» TASK TO COMPLETE
Retype the records below exactly as they appear.

» EXTRACTED ENTRIES

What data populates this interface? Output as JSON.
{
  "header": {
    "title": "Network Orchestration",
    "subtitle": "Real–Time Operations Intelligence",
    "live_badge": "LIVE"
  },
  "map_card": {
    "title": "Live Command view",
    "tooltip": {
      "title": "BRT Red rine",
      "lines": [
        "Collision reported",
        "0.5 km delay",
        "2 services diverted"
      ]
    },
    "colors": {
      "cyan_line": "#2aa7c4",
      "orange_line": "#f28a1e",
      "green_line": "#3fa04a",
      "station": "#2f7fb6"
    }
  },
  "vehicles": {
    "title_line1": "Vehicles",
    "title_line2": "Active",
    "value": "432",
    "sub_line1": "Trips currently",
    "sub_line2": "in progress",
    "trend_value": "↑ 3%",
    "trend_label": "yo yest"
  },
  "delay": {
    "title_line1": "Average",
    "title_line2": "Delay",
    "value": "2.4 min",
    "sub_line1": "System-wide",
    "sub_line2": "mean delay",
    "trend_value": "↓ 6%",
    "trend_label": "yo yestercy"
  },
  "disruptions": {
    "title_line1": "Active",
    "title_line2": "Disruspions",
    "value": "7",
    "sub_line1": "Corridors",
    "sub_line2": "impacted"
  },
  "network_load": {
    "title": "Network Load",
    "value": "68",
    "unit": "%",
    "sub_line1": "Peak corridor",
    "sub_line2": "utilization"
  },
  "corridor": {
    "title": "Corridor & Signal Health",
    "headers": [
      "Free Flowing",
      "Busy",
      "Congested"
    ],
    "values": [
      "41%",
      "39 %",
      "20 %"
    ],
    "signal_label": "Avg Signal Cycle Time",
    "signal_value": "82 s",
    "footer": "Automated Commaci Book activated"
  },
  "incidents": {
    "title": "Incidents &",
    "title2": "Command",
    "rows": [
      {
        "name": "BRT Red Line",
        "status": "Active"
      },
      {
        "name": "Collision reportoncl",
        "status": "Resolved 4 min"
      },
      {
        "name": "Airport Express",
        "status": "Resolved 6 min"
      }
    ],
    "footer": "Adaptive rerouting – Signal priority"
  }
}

» TASK RESPONSE
What data populates this interface? Output as JSON.
{
  "header": {
    "title": "Network Orchestration",
    "subtitle": "Real–Time Operations Intelligence",
    "live_badge": "LIVE"
  },
  "map_card": {
    "title": "Live Command view",
    "tooltip": {
      "title": "BRT Red rine",
      "lines": [
        "Collision reported",
        "0.5 km delay",
        "2 services diverted"
      ]
    },
    "colors": {
      "cyan_line": "#2aa7c4",
      "orange_line": "#f28a1e",
      "green_line": "#3fa04a",
      "station": "#2f7fb6"
    }
  },
  "vehicles": {
    "title_line1": "Vehicles",
    "title_line2": "Active",
    "value": "432",
    "sub_line1": "Trips currently",
    "sub_line2": "in progress",
    "trend_value": "↑ 3%",
    "trend_label": "yo yest"
  },
  "delay": {
    "title_line1": "Average",
    "title_line2": "Delay",
    "value": "2.4 min",
    "sub_line1": "System-wide",
    "sub_line2": "mean delay",
    "trend_value": "↓ 6%",
    "trend_label": "yo yestercy"
  },
  "disruptions": {
    "title_line1": "Active",
    "title_line2": "Disruspions",
    "value": "7",
    "sub_line1": "Corridors",
    "sub_line2": "impacted"
  },
  "network_load": {
    "title": "Network Load",
    "value": "68",
    "unit": "%",
    "sub_line1": "Peak corridor",
    "sub_line2": "utilization"
  },
  "corridor": {
    "title": "Corridor & Signal Health",
    "headers": [
      "Free Flowing",
      "Busy",
      "Congested"
    ],
    "values": [
      "41%",
      "39 %",
      "20 %"
    ],
    "signal_label": "Avg Signal Cycle Time",
    "signal_value": "82 s",
    "footer": "Automated Commaci Book activated"
  },
  "incidents": {
    "title": "Incidents &",
    "title2": "Command",
    "rows": [
      {
        "name": "BRT Red Line",
        "status": "Active"
      },
      {
        "name": "Collision reportoncl",
        "status": "Resolved 4 min"
      },
      {
        "name": "Airport Express",
        "status": "Resolved 6 min"
      }
    ],
    "footer": "Adaptive rerouting – Signal priority"
  }
}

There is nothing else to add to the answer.